TO BE DONE: Rewrite the entry lines between the line holding "Segment this screenshot: for" and the line holding "Text: 2: 2 [485,78,493,88]", inclusive, replacing every "detached house" with "semi-detached house" and leaving everything else unchanged.

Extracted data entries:
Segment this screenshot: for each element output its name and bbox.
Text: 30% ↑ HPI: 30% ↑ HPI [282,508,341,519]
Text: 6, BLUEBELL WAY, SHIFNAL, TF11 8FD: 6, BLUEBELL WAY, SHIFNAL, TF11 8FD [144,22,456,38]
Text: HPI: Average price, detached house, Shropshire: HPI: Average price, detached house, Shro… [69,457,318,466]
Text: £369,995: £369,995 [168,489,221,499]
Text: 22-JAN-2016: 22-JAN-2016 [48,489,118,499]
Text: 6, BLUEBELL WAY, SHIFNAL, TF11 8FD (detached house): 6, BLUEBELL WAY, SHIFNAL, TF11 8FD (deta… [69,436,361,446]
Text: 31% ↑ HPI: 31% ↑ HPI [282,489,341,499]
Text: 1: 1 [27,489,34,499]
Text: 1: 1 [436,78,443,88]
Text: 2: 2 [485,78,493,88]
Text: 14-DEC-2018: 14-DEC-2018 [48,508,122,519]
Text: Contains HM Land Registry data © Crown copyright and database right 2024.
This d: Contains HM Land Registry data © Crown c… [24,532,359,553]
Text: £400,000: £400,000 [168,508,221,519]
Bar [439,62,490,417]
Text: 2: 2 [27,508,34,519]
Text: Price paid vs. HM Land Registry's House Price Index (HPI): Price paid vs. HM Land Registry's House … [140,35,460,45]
---
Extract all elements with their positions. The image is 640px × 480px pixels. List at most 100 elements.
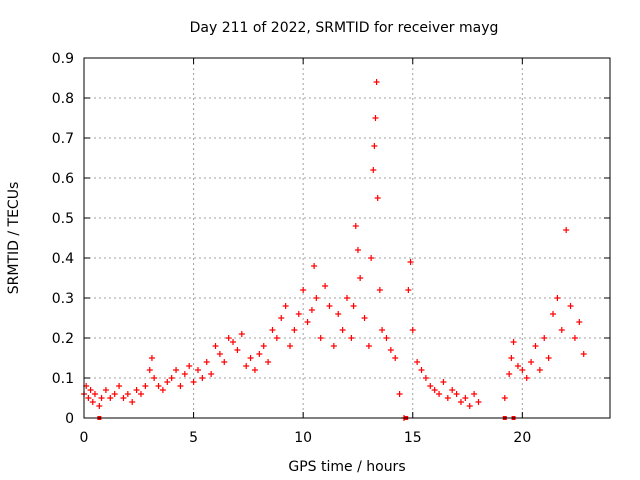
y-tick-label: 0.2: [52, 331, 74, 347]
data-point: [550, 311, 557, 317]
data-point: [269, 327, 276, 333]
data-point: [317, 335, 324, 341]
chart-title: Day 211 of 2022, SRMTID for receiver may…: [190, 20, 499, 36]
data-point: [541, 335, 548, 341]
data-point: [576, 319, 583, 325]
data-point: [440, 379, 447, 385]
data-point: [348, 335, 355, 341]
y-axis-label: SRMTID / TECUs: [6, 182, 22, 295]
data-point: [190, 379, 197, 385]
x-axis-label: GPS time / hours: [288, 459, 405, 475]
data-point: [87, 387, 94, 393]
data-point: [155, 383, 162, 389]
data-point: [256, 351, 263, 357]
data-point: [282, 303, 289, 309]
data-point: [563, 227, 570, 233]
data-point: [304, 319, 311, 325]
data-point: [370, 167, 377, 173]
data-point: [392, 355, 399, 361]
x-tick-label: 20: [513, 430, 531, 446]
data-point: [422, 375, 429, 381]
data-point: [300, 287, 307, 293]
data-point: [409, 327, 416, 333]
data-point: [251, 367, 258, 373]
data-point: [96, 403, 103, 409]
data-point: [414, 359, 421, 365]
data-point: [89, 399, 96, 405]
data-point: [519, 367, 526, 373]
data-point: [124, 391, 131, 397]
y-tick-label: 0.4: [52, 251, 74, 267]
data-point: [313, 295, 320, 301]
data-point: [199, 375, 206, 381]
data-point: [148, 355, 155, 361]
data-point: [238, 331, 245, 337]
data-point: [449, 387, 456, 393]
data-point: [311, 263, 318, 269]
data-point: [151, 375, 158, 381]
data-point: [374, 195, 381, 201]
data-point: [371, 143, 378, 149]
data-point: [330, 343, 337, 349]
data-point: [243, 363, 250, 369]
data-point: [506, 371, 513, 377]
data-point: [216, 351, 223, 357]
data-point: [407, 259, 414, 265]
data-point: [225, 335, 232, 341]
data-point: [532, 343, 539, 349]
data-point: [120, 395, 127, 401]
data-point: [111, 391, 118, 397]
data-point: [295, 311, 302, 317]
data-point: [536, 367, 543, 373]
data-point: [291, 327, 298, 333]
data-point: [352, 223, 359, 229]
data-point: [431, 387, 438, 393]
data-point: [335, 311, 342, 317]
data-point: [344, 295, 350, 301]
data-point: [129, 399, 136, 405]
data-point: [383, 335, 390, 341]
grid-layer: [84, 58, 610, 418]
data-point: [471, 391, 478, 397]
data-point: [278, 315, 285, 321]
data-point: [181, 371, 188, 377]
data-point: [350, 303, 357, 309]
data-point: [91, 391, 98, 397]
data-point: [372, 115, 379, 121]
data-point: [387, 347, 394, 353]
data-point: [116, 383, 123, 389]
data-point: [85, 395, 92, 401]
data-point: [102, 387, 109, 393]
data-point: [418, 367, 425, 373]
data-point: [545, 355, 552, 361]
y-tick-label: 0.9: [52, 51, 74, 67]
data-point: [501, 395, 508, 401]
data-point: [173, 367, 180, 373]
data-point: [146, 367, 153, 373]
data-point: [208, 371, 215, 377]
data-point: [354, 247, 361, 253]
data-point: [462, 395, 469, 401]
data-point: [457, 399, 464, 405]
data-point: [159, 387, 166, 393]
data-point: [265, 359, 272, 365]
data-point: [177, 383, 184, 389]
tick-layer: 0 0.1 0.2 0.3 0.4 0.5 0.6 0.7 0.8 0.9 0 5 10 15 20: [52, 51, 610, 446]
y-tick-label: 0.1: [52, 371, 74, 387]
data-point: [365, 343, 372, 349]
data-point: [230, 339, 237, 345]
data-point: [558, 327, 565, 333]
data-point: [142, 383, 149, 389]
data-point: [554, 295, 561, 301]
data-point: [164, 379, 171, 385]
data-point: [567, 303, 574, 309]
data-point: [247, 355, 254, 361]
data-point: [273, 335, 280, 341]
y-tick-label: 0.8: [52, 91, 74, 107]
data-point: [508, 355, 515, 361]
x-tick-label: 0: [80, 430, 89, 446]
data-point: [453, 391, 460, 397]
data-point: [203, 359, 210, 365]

SOLVED PROBLEM:
Segment this screenshot: for each element output its name and bbox.
Text: 30% ↑ HPI: 30% ↑ HPI [282,508,341,519]
Text: 6, BLUEBELL WAY, SHIFNAL, TF11 8FD: 6, BLUEBELL WAY, SHIFNAL, TF11 8FD [144,22,456,38]
Text: HPI: Average price, semi-detached house, Shropshire: HPI: Average price, semi-detached house, Shro… [69,457,318,466]
Text: £369,995: £369,995 [168,489,221,499]
Text: 22-JAN-2016: 22-JAN-2016 [48,489,118,499]
Text: 6, BLUEBELL WAY, SHIFNAL, TF11 8FD (semi-detached house): 6, BLUEBELL WAY, SHIFNAL, TF11 8FD (deta… [69,436,361,446]
Text: 31% ↑ HPI: 31% ↑ HPI [282,489,341,499]
Text: 1: 1 [27,489,34,499]
Text: 1: 1 [436,78,443,88]
Text: 2: 2 [485,78,493,88]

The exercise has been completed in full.